> **DOCUMENT EXCERPT**
** begin **

The National Childcare Accreditation Council (NCAC) was a non-profit organization based in Sydney, Australia, in operation between 1993 and 2011. The Council was funded by and accountable to the Australian Government and was responsible for administering Child Care Quality Assurance (CCQA) for the following children's services in Australia:

 Family Day Care Quality Assurance (FDCQA) for family day care schemes
 Outside School Hours Care Quality Assurance (OSHCQA) for outside school hours care services
 Quality Improvement and Accreditation System (QIAS) for long day care centers 

In December 2009, the Council of Australian Governments (COAG) announced a National Partnership Agreement to a New Quality Agenda to replace the regulatory processes administered by state and territory governments and the Child Care Quality Assurance systems administered by NCAC from January 2012. The Council was superseded by the Australian Children’s Education & Care Quality Authority.

Child care quality assurance in Australia 
Child care quality assurance in Australia was first raised as a political issue in the lead up to the 1990 Federal election. The Crawford Committee was established in 1990 and recommended the then Minister for Aged, Family and Health Services establish a national body to represent all interest groups in children’s services to oversee the accreditation process.

This recommendation resulted in the formation of the Interim National Accreditation Council (INAC) in 1991. INAC presented a report to the Minister recommending accreditation be linked with receipt of Childcare Assistance.

NCAC was established in 1993 to develop an accreditation and quality assurance system for Australian child care services. Her Excellency MS Quentin Bryce, AC Governor-General of the Commonwealth of Australia was the founding Chair and CEO of NCAC between 1993 and 1996.  MS Denise Taylor was Chief Executive Officer of NCAC from 1997-2011.

Family day care schemes, outside school hours care services and long day care centers had to satisfactorily participate in the relevant CCQA system administered by NCAC in order to offer the Child Care Benefit as a fee reduction to parents and obtain funding support.

The CCQA systems provided a framework for reviewing, measuring and improving the quality of work done by approved child care providers. Services participating in CCQA progressed through a 5 step process including Registration, Self-study and Continuing Improvement, Validation, Moderation and Accreditation Decision.

While there are voluntary accreditation systems for children’s services in other countries,  the Australian CCQA system was linked to child care funding through legislation and to be funded and supported by the government.

Family Day Care Quality Assurance (FDCQA) 

The FDCQA system, administered in participating family day care schemes, outlined 30 principles of quality care which were incorporated into six quality areas:

 Interactions
 Physical environment
 Children’s experiences, learning and development
 Health, hygiene, nutrition, safety and wellbeing
 Carers and coordination unit staff
 Management and administration.

** end **

> **ENTRIES SUPPLIED**
** begin **

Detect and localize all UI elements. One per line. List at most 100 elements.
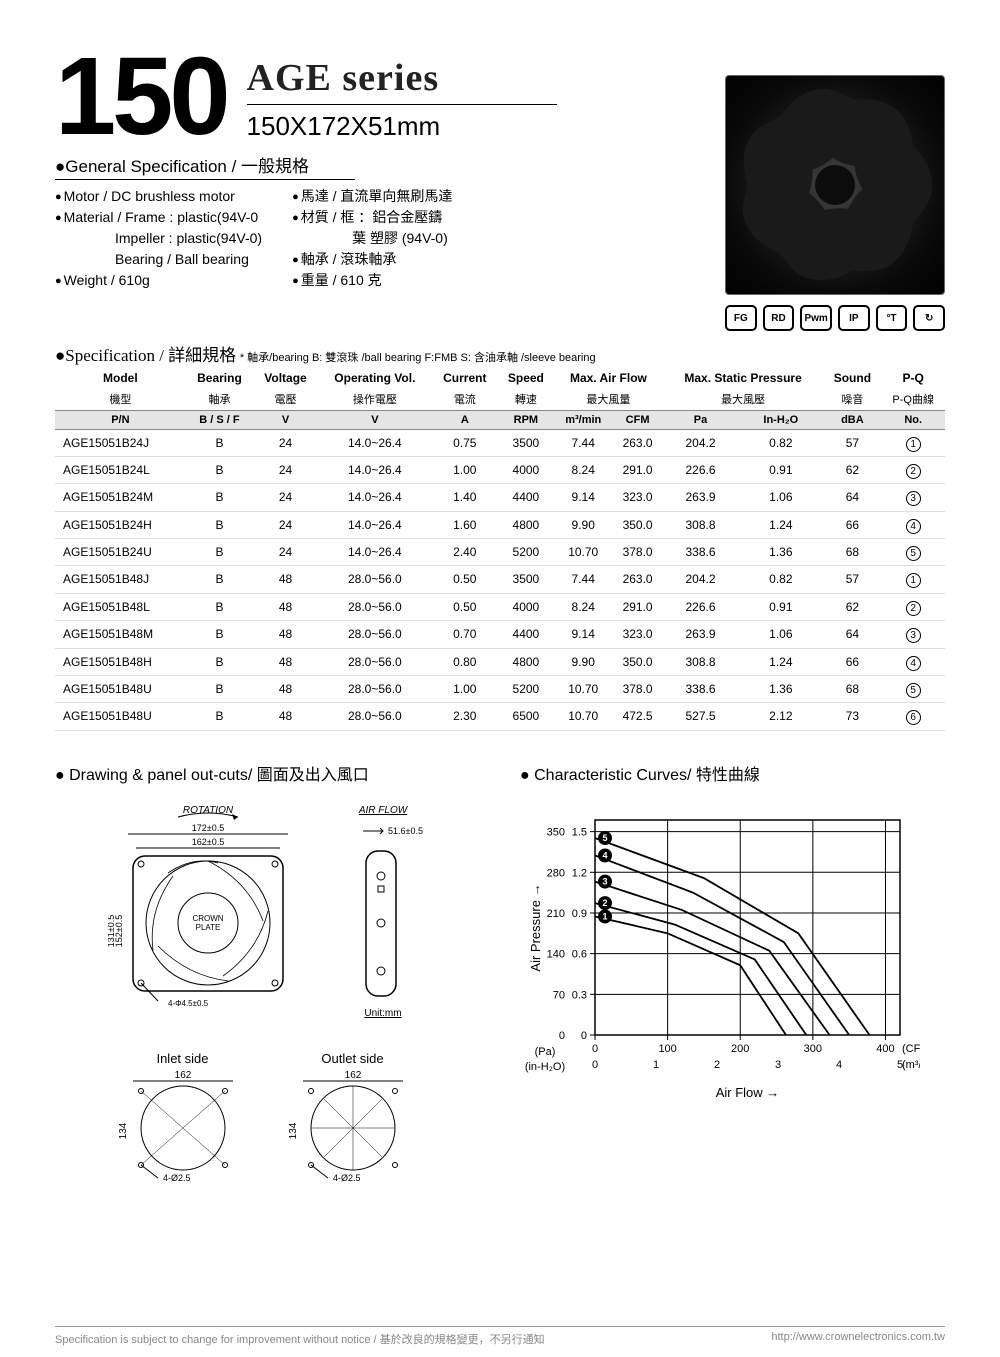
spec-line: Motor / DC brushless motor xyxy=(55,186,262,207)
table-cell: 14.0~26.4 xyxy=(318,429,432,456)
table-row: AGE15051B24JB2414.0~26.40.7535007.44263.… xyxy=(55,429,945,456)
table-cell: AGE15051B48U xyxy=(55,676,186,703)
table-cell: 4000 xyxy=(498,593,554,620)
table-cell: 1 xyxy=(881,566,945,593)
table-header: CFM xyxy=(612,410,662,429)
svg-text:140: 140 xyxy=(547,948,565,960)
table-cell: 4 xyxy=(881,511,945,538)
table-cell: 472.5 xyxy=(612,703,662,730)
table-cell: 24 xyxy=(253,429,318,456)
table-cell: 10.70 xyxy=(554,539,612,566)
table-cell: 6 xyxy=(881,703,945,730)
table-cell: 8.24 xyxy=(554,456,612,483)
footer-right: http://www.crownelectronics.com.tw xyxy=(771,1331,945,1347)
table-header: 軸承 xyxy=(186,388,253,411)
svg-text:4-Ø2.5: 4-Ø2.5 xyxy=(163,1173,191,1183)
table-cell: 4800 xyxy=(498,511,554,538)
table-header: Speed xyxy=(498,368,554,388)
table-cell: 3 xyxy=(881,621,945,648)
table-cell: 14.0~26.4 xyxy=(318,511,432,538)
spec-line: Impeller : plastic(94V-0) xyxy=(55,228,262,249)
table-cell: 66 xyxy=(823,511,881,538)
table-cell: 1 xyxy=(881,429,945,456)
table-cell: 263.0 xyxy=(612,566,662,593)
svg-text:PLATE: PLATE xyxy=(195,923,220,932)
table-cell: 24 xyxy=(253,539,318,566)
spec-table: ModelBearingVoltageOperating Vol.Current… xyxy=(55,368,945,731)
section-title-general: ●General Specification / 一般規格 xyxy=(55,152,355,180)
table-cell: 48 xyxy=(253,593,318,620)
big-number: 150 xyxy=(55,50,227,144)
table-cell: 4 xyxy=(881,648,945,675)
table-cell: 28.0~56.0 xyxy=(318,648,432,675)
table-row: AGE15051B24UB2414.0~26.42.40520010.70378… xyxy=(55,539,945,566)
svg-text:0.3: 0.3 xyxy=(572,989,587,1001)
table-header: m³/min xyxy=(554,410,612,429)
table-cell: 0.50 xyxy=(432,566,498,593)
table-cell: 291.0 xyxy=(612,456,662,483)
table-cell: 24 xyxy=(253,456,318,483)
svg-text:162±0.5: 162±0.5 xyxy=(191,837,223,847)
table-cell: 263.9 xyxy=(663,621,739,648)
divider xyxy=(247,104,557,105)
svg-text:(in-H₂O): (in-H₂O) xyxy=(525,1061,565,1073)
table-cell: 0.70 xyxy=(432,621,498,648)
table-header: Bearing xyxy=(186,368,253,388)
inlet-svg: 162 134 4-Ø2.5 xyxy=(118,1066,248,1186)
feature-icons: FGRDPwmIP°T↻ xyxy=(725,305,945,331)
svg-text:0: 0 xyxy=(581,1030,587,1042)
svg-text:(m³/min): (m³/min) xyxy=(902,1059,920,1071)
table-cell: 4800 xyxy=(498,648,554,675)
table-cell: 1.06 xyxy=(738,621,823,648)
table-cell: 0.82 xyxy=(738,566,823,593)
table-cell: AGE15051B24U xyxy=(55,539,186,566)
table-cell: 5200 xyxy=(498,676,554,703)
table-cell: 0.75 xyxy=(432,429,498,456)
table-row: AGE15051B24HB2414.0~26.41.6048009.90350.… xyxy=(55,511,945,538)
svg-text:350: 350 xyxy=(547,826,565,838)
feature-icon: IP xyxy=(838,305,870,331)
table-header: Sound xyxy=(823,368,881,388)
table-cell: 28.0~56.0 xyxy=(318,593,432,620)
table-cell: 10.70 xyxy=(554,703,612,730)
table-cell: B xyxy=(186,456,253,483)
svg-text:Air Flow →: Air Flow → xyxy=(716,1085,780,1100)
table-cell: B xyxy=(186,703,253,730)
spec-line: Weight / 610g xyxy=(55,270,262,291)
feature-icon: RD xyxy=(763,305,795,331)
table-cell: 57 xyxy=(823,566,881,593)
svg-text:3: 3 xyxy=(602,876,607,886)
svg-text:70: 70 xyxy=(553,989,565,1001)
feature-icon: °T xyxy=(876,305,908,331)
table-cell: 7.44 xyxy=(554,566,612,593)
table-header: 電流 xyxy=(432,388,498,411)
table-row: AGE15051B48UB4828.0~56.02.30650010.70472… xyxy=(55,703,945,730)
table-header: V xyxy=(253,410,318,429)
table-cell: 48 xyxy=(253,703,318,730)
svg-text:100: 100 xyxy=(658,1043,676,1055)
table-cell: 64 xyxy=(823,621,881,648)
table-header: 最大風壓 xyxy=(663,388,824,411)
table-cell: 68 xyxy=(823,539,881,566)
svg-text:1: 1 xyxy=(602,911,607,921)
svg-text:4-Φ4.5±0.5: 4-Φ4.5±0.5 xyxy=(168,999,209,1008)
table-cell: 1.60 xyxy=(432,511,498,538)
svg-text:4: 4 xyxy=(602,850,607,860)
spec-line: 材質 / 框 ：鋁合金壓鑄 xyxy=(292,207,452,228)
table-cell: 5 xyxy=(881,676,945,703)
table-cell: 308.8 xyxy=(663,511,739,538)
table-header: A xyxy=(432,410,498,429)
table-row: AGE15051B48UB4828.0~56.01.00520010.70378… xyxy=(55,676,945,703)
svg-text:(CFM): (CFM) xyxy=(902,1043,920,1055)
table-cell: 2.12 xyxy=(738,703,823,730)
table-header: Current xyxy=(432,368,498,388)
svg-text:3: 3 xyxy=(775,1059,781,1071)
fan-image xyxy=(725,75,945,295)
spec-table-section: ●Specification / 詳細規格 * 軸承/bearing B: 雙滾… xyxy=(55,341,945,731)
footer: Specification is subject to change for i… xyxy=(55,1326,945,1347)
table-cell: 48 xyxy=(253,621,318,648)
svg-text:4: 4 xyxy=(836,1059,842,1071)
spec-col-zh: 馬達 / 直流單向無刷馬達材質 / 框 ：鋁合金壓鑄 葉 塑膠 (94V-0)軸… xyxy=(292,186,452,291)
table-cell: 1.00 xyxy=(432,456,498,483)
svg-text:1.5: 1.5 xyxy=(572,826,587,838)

** end **

> **WHAT TO WORK ON**
1. In the text on the National Childcare Accreditation Council, how many principles of quality care did the FDCQA system outline?
2. Pick up the text on the National Childcare Accreditation Council right after its list of six quality areas and write the next part.

> **ANSWERS BY TASK**
1. 30 principles

2.
Outside School Hours Care Quality Assurance (OSHCQA) 

The OSHCQA system, administered in participating outside school hours care services, outlined 30 principles of quality care which are incorporated into eight quality areas:

 Respect for children
 Staff interactions and relationships with children
 Partnerships with families and community links
 Programming and evaluation
 Play and development
 Health, nutrition and wellbeing
 Protective care and safety
 Managing to support quality.

Quality Improvement and Accreditation System (QIAS) 

The QIAS, administered in participating long day care centers, outlined 33 principles of quality care which are incorporated into seven quality areas:

 Staff relationships with children and peers
 Partnerships with families
 Programming and evaluation
 Children’s experiences and learning
 Protective care and safety
 Health, nutrition and wellbeing
 Managing to support quality.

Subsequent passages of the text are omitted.